* [OBJECTIVE] From the listing below, select every line where the word "icon" appears.

========================================

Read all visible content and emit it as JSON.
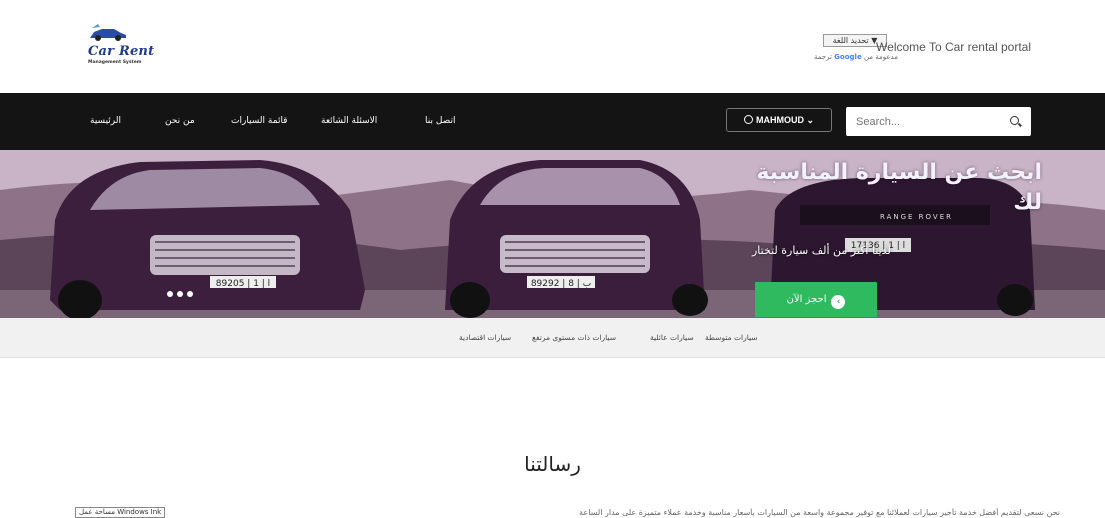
{
  "header": {
    "brand_name": "Car Rent",
    "brand_tagline": "Management System",
    "welcome_text": "Welcome To Car rental portal",
    "language_select": "تحديد اللغة ▼",
    "translate_powered": "مدعومة من",
    "translate_google": "Google",
    "translate_label": "ترجمة"
  },
  "nav": {
    "items": [
      {
        "label": "الرئيسية"
      },
      {
        "label": "من نحن"
      },
      {
        "label": "قائمة السيارات"
      },
      {
        "label": "الاسئلة الشائعة"
      },
      {
        "label": "اتصل بنا"
      }
    ],
    "user_label": "MAHMOUD",
    "search_placeholder": "Search..."
  },
  "hero": {
    "title": "ابحث عن السيارة المناسبة لك",
    "subtitle": "لدينا أكثر من ألف سيارة لتختار",
    "cta_label": "احجز الآن",
    "plates": [
      "89205 | ا | 1",
      "89292 | ب | 8",
      "17136 | ا | 1"
    ],
    "rover_text": "RANGE ROVER"
  },
  "categories": [
    {
      "label": "سيارات متوسطة"
    },
    {
      "label": "سيارات عائلية"
    },
    {
      "label": "سيارات ذات مستوى مرتفع"
    },
    {
      "label": "سيارات اقتصادية"
    }
  ],
  "mission": {
    "title": "رسالتنا",
    "body": "نحن نسعى لتقديم أفضل خدمة تأجير سيارات لعملائنا مع توفير مجموعة واسعة من السيارات بأسعار مناسبة وخدمة عملاء متميزة على مدار الساعة",
    "ink_tag": "مساحة عمل Windows Ink"
  },
  "colors": {
    "navbar_bg": "#141414",
    "cta_green": "#2fba5f",
    "category_bar_bg": "#f1f1f1",
    "brand_blue": "#1f3a8a"
  }
}
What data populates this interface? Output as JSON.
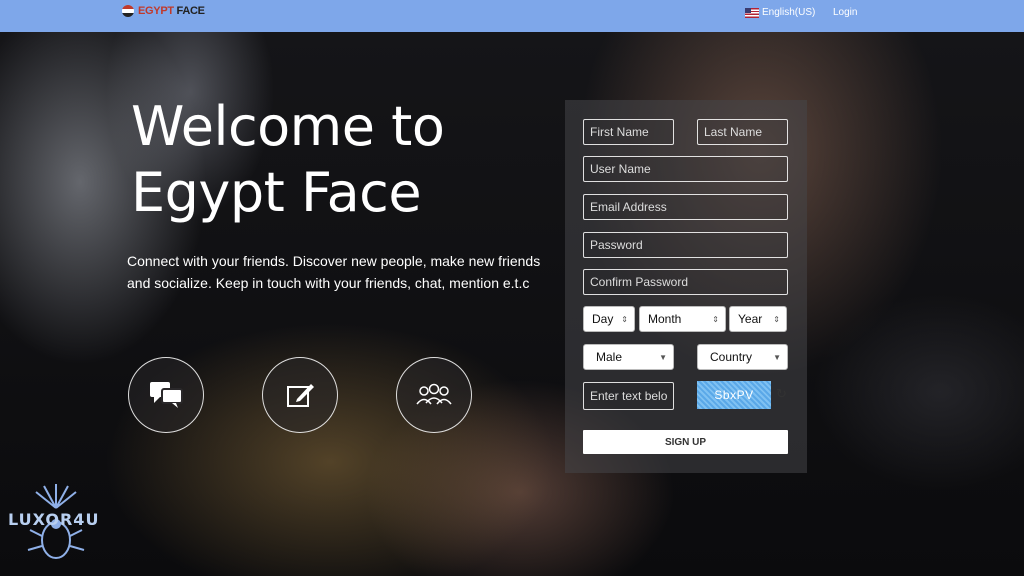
{
  "header": {
    "logo_prefix": "EGYPT",
    "logo_suffix": " FACE",
    "language": "English(US)",
    "login": "Login"
  },
  "hero": {
    "title_line1": "Welcome to",
    "title_line2": "Egypt Face",
    "tagline": "Connect with your friends. Discover new people, make new friends and socialize. Keep in touch with your friends, chat, mention e.t.c"
  },
  "form": {
    "first_name_placeholder": "First Name",
    "last_name_placeholder": "Last Name",
    "username_placeholder": "User Name",
    "email_placeholder": "Email Address",
    "password_placeholder": "Password",
    "confirm_password_placeholder": "Confirm Password",
    "day": "Day",
    "month": "Month",
    "year": "Year",
    "gender": "Male",
    "country": "Country",
    "captcha_placeholder": "Enter text below",
    "captcha_text": "SbxPV",
    "signup": "SIGN UP"
  },
  "watermark": "LUXOR4U",
  "colors": {
    "topbar": "#7ea7ea",
    "captcha": "#5aa8e8"
  }
}
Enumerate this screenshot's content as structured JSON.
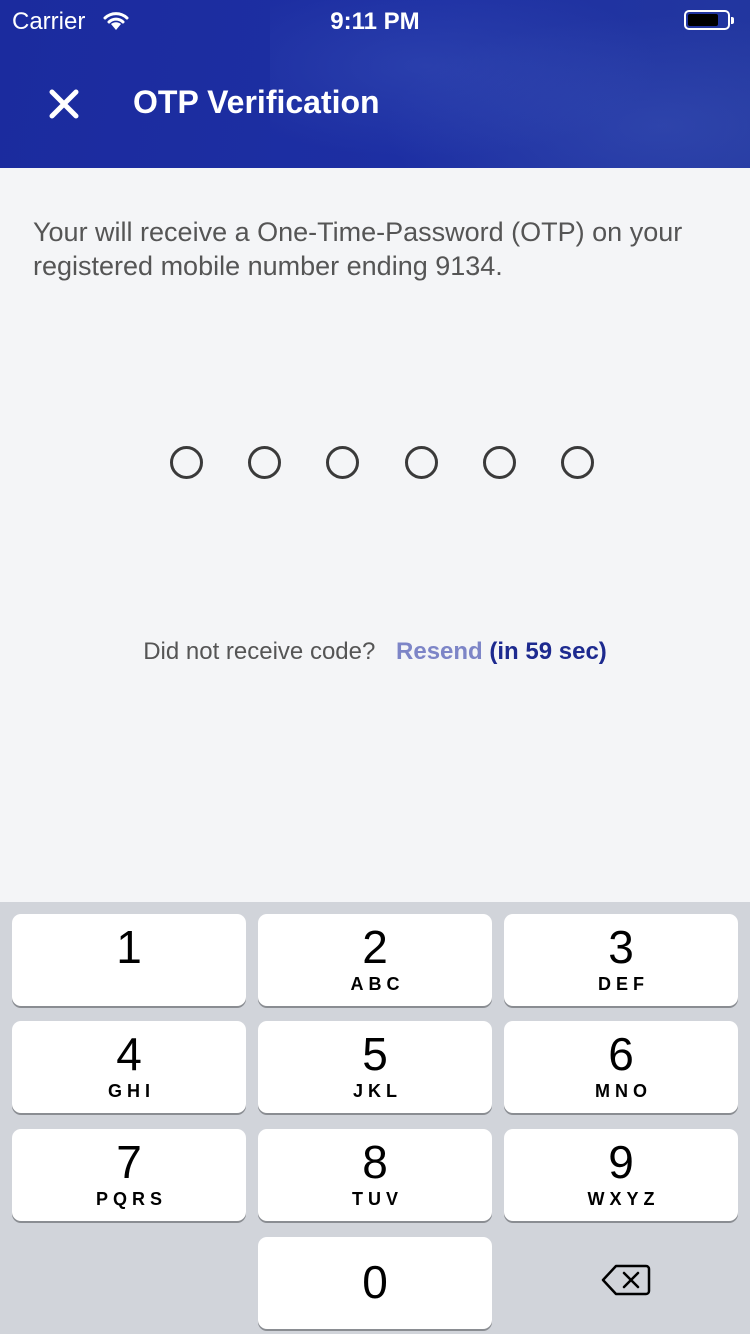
{
  "status_bar": {
    "carrier": "Carrier",
    "time": "9:11 PM"
  },
  "header": {
    "title": "OTP Verification",
    "close_icon": "close-icon",
    "background_color": "#1d2fa3"
  },
  "main": {
    "message": "Your will receive a One-Time-Password (OTP) on your registered mobile number ending 9134.",
    "otp_length": 6,
    "otp_value": "",
    "resend_prompt": "Did not receive code?",
    "resend_label": "Resend",
    "resend_timer": "(in 59 sec)",
    "resend_color": "#7d85c7",
    "timer_color": "#1d2a8f"
  },
  "keypad": {
    "keys": [
      {
        "digit": "1",
        "letters": ""
      },
      {
        "digit": "2",
        "letters": "ABC"
      },
      {
        "digit": "3",
        "letters": "DEF"
      },
      {
        "digit": "4",
        "letters": "GHI"
      },
      {
        "digit": "5",
        "letters": "JKL"
      },
      {
        "digit": "6",
        "letters": "MNO"
      },
      {
        "digit": "7",
        "letters": "PQRS"
      },
      {
        "digit": "8",
        "letters": "TUV"
      },
      {
        "digit": "9",
        "letters": "WXYZ"
      },
      {
        "digit": "0",
        "letters": ""
      }
    ],
    "backspace_icon": "backspace-icon"
  }
}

========================================

* [EXERCISE RESULT]
    "close_icon": "close-icon",
    "backspace_icon": "backspace-icon"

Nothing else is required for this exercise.